Every record must appear in your copy exactly as written, with no pictures.
>> start
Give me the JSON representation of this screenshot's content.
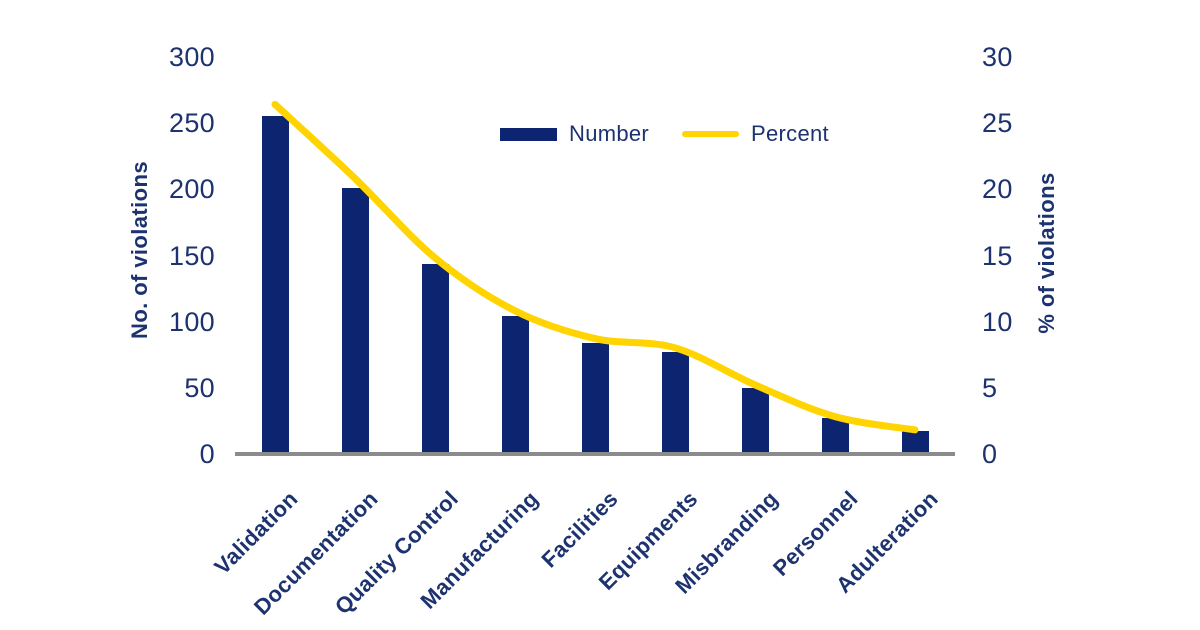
{
  "chart_data": {
    "type": "bar",
    "subtype": "pareto-combo-bar-line",
    "categories": [
      "Validation",
      "Documentation",
      "Quality Control",
      "Manufacturing",
      "Facilities",
      "Equipments",
      "Misbranding",
      "Personnel",
      "Adulteration"
    ],
    "series": [
      {
        "name": "Number",
        "type": "bar",
        "axis": "left",
        "values": [
          256,
          202,
          144,
          105,
          85,
          78,
          51,
          28,
          18
        ]
      },
      {
        "name": "Percent",
        "type": "line",
        "axis": "right",
        "values": [
          26.5,
          20.9,
          14.9,
          10.9,
          8.8,
          8.1,
          5.3,
          2.9,
          1.9
        ]
      }
    ],
    "title": "",
    "xlabel": "",
    "ylabel_left": "No. of violations",
    "ylabel_right": "% of violations",
    "ylim_left": [
      0,
      300
    ],
    "ylim_right": [
      0,
      30
    ],
    "yticks_left": [
      0,
      50,
      100,
      150,
      200,
      250,
      300
    ],
    "yticks_right": [
      0,
      5,
      10,
      15,
      20,
      25,
      30
    ],
    "grid": false,
    "legend_position": "top-center",
    "colors": {
      "bar": "#0d2471",
      "line": "#ffd400",
      "text": "#1d336f",
      "axis_line": "#8b8b8b",
      "background": "#ffffff"
    }
  }
}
>> end
▶ _EXERCISE SOLUTION_:
Give me the JSON representation of this screenshot's content.
{
  "chart_data": {
    "type": "bar",
    "subtype": "pareto-combo-bar-line",
    "categories": [
      "Validation",
      "Documentation",
      "Quality Control",
      "Manufacturing",
      "Facilities",
      "Equipments",
      "Misbranding",
      "Personnel",
      "Adulteration"
    ],
    "series": [
      {
        "name": "Number",
        "type": "bar",
        "axis": "left",
        "values": [
          256,
          202,
          144,
          105,
          85,
          78,
          51,
          28,
          18
        ]
      },
      {
        "name": "Percent",
        "type": "line",
        "axis": "right",
        "values": [
          26.5,
          20.9,
          14.9,
          10.9,
          8.8,
          8.1,
          5.3,
          2.9,
          1.9
        ]
      }
    ],
    "title": "",
    "xlabel": "",
    "ylabel_left": "No. of violations",
    "ylabel_right": "% of violations",
    "ylim_left": [
      0,
      300
    ],
    "ylim_right": [
      0,
      30
    ],
    "yticks_left": [
      0,
      50,
      100,
      150,
      200,
      250,
      300
    ],
    "yticks_right": [
      0,
      5,
      10,
      15,
      20,
      25,
      30
    ],
    "grid": false,
    "legend_position": "top-center",
    "colors": {
      "bar": "#0d2471",
      "line": "#ffd400",
      "text": "#1d336f",
      "axis_line": "#8b8b8b",
      "background": "#ffffff"
    }
  }
}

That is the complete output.